* **What is required**:
Exactly reproduce the lines that follow.

☆ ☆ ☆

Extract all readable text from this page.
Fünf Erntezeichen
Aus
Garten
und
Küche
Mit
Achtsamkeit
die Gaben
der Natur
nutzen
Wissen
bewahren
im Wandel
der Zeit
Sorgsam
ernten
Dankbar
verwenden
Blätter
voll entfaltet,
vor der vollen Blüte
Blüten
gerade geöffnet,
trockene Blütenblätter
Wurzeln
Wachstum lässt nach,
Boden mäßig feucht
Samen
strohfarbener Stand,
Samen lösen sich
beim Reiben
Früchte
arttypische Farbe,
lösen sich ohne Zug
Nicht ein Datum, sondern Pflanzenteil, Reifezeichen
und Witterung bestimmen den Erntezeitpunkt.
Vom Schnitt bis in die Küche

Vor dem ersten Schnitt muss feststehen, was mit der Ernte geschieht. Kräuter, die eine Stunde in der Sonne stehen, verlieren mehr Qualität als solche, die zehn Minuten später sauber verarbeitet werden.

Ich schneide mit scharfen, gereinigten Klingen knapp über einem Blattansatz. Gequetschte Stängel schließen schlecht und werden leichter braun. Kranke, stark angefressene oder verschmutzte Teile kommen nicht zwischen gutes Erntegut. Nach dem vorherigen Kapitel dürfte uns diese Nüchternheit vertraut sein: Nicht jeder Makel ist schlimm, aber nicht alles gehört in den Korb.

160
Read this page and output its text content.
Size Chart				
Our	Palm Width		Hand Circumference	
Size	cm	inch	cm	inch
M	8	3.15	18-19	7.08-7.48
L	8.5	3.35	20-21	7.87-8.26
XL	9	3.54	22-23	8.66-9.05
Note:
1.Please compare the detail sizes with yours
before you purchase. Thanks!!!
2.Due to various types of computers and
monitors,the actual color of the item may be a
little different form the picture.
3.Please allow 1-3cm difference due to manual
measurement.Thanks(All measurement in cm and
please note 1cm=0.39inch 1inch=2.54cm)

☆ ☆ ☆

* **Exercise answer**:
Extract all readable text from this page.
Fünf Erntezeichen
Aus
Garten
und
Küche
Mit
Achtsamkeit
die Gaben
der Natur
nutzen
Wissen
bewahren
im Wandel
der Zeit
Sorgsam
ernten
Dankbar
verwenden
Blätter
voll entfaltet,
vor der vollen Blüte
Blüten
gerade geöffnet,
trockene Blütenblätter
Wurzeln
Wachstum lässt nach,
Boden mäßig feucht
Samen
strohfarbener Stand,
Samen lösen sich
beim Reiben
Früchte
arttypische Farbe,
lösen sich ohne Zug
Nicht ein Datum, sondern Pflanzenteil, Reifezeichen
und Witterung bestimmen den Erntezeitpunkt.
Vom Schnitt bis in die Küche

Vor dem ersten Schnitt muss feststehen, was mit der Ernte geschieht. Kräuter, die eine Stunde in der Sonne stehen, verlieren mehr Qualität als solche, die zehn Minuten später sauber verarbeitet werden.

Ich schneide mit scharfen, gereinigten Klingen knapp über einem Blattansatz. Gequetschte Stängel schließen schlecht und werden leichter braun. Kranke, stark angefressene oder verschmutzte Teile kommen nicht zwischen gutes Erntegut. Nach dem vorherigen Kapitel dürfte uns diese Nüchternheit vertraut sein: Nicht jeder Makel ist schlimm, aber nicht alles gehört in den Korb.

160
Read this page and output its text content.
Size Chart				
Our	Palm Width		Hand Circumference	
Size	cm	inch	cm	inch
M	8	3.15	18-19	7.08-7.48
L	8.5	3.35	20-21	7.87-8.26
XL	9	3.54	22-23	8.66-9.05
Note:
1.Please compare the detail sizes with yours
before you purchase. Thanks!!!
2.Due to various types of computers and
monitors,the actual color of the item may be a
little different form the picture.
3.Please allow 1-3cm difference due to manual
measurement.Thanks(All measurement in cm and
please note 1cm=0.39inch 1inch=2.54cm)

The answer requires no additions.